Every line below is to be set down again exactly; any image stays out.

EXERCISE MATERIAL:

BEGIN

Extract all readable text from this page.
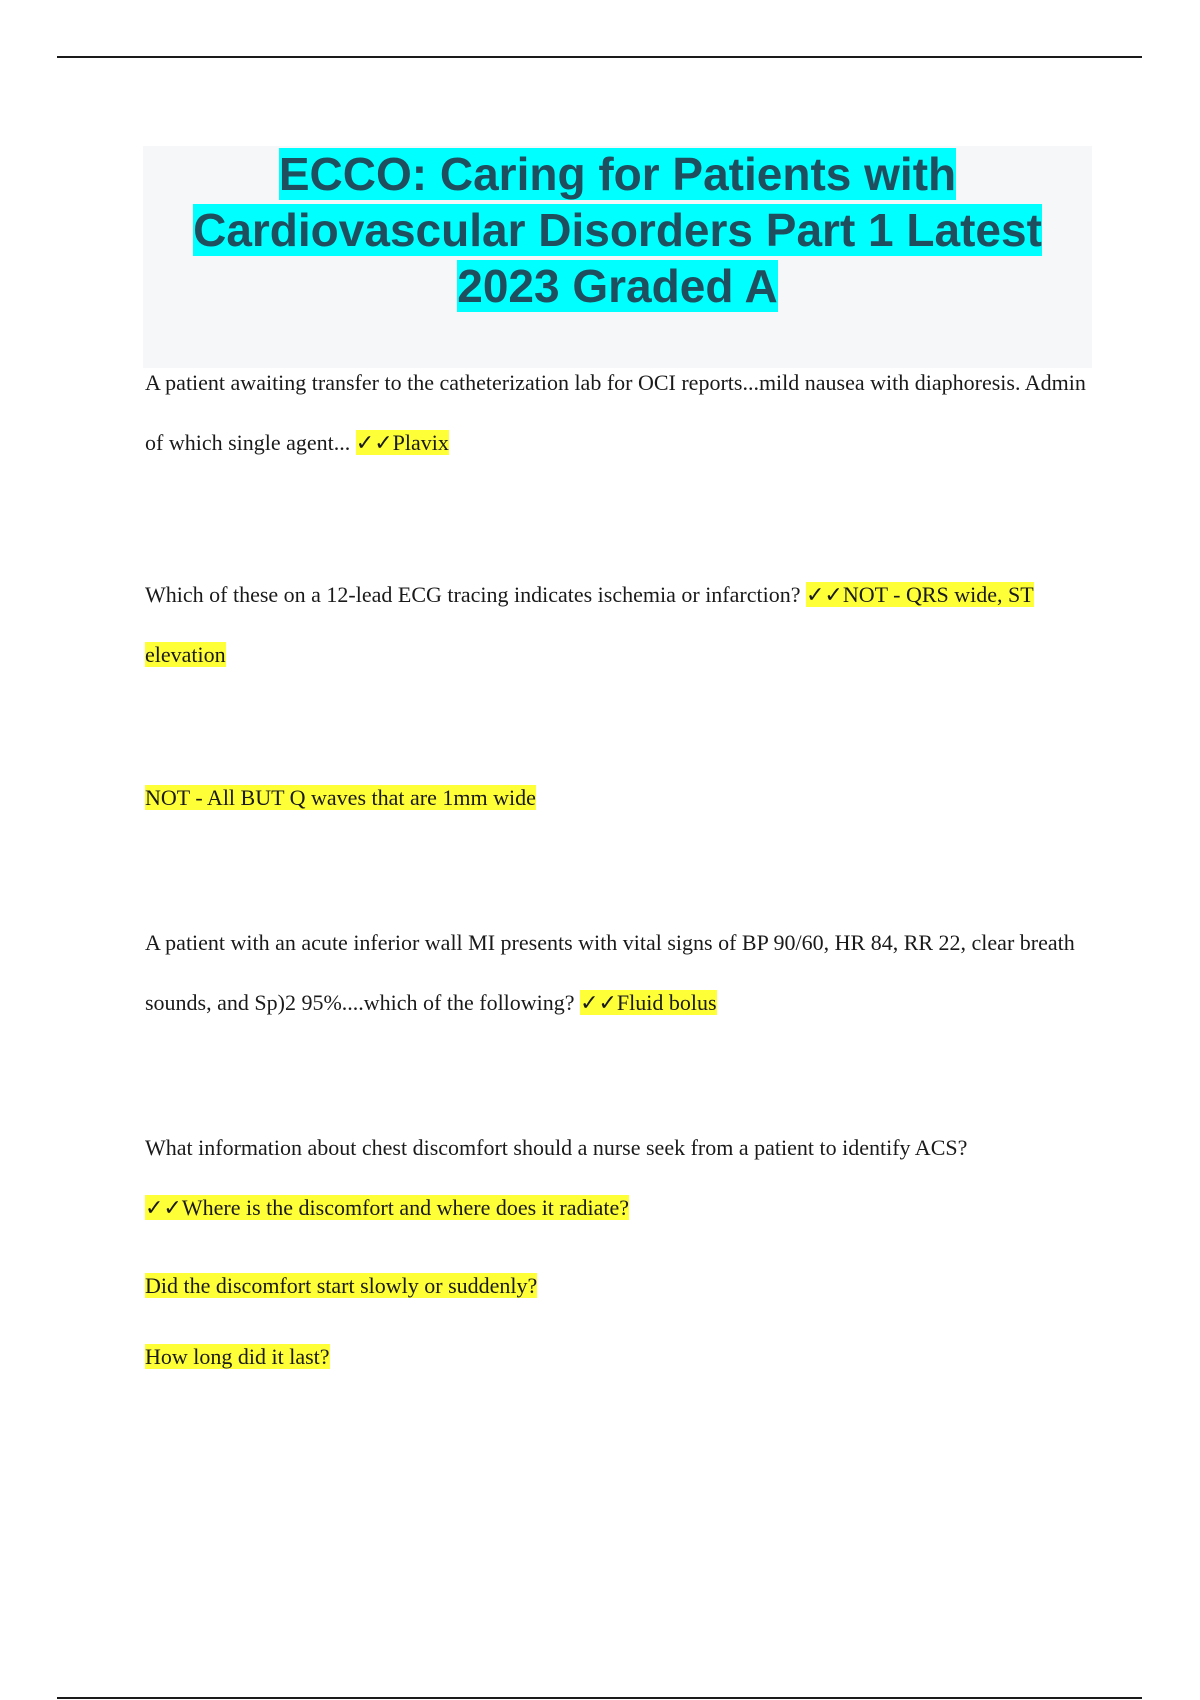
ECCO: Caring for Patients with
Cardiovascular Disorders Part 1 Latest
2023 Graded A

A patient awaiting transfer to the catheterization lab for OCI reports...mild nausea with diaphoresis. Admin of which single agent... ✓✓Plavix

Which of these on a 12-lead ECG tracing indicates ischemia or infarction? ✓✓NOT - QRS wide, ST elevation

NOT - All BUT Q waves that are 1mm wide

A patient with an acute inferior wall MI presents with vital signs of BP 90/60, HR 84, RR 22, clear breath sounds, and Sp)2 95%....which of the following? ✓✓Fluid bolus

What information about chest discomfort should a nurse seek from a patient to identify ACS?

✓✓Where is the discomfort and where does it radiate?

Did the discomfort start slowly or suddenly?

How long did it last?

END

RESPONSE:
Extract all readable text from this page.
ECCO: Caring for Patients with
Cardiovascular Disorders Part 1 Latest
2023 Graded A

A patient awaiting transfer to the catheterization lab for OCI reports...mild nausea with diaphoresis. Admin of which single agent... ✓✓Plavix

Which of these on a 12-lead ECG tracing indicates ischemia or infarction? ✓✓NOT - QRS wide, ST elevation

NOT - All BUT Q waves that are 1mm wide

A patient with an acute inferior wall MI presents with vital signs of BP 90/60, HR 84, RR 22, clear breath sounds, and Sp)2 95%....which of the following? ✓✓Fluid bolus

What information about chest discomfort should a nurse seek from a patient to identify ACS?

✓✓Where is the discomfort and where does it radiate?

Did the discomfort start slowly or suddenly?

How long did it last?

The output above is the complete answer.